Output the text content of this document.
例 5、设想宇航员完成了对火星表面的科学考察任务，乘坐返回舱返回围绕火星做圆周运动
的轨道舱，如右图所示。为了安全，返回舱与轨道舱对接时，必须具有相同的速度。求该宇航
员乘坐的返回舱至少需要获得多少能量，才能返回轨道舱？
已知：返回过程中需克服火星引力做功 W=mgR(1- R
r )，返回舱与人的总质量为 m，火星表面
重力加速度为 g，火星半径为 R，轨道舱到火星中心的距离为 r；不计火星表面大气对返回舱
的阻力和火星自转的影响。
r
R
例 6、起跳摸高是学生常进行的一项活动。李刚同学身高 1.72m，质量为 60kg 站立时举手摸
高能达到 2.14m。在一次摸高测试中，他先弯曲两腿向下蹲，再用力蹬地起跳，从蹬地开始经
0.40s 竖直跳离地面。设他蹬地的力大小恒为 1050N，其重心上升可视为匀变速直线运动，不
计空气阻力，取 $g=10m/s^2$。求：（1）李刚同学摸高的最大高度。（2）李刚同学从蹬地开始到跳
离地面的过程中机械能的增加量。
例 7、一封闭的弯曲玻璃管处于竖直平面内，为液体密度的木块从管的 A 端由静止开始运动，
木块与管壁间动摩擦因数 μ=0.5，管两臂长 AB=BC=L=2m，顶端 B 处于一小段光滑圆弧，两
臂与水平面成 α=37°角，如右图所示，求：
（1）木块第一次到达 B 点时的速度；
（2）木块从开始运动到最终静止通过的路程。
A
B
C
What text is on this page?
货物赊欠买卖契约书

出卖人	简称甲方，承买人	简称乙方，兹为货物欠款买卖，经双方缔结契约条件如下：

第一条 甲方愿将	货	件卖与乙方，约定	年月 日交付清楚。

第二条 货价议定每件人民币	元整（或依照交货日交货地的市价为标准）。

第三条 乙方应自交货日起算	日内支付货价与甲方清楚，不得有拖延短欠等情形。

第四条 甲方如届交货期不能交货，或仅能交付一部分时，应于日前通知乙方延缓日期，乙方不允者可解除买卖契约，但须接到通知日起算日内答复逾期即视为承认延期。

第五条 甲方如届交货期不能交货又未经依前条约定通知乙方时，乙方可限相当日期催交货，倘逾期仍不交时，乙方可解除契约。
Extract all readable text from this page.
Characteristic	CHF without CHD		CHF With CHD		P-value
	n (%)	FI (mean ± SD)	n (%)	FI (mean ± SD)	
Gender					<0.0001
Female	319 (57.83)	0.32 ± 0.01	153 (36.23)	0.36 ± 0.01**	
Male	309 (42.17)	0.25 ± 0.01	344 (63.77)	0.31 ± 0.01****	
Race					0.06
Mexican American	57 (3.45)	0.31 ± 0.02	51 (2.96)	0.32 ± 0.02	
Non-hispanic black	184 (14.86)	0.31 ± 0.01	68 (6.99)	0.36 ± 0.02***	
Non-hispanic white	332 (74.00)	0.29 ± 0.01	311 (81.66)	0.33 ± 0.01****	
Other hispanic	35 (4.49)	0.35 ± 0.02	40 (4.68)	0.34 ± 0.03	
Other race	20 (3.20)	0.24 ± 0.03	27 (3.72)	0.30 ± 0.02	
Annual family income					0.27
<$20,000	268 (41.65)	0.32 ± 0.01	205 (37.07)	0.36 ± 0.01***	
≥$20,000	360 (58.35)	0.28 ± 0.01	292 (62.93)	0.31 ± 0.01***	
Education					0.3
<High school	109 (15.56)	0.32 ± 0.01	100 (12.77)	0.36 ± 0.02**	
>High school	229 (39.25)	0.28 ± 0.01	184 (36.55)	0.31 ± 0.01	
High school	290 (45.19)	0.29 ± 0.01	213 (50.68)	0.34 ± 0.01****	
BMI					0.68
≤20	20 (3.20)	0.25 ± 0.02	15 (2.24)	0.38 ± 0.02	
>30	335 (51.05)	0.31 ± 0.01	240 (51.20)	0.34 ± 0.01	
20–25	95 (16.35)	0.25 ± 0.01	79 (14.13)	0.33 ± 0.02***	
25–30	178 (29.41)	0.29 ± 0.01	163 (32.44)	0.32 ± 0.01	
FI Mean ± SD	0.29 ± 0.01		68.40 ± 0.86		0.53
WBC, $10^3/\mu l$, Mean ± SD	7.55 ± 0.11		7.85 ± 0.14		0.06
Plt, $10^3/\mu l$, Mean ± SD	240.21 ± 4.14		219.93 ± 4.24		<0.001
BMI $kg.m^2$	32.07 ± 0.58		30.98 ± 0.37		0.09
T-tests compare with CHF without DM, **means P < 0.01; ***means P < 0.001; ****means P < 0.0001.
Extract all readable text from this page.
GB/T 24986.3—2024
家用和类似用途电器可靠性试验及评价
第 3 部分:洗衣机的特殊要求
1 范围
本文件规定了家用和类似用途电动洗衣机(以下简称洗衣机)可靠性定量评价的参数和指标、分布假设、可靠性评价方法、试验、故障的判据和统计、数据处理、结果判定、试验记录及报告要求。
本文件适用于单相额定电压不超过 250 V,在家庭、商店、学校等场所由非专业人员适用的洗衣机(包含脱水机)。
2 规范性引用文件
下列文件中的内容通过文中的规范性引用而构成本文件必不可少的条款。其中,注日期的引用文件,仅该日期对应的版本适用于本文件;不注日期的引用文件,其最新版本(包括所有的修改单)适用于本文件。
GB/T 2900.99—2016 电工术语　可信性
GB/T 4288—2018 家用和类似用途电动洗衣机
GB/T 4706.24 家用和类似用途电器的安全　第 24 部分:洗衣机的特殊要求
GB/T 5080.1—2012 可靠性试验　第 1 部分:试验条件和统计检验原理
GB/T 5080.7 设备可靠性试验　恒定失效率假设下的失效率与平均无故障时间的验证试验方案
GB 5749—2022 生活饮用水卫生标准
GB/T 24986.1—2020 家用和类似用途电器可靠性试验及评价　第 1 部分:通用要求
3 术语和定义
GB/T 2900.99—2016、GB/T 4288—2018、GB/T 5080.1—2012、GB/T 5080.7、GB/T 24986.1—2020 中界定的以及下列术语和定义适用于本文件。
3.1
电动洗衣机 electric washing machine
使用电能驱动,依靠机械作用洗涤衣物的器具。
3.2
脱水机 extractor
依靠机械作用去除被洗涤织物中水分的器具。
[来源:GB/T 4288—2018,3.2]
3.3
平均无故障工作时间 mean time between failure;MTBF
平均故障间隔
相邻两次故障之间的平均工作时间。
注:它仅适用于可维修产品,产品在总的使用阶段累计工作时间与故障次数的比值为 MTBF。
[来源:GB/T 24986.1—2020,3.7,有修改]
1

■ ■ ■ ■

▶ **DIRECTION**
Pick out every line with the string "MTBF" and copy it.

▶ **EXERCISE SOLUTION**
平均无故障工作时间 mean time between failure;MTBF
注:它仅适用于可维修产品,产品在总的使用阶段累计工作时间与故障次数的比值为 MTBF。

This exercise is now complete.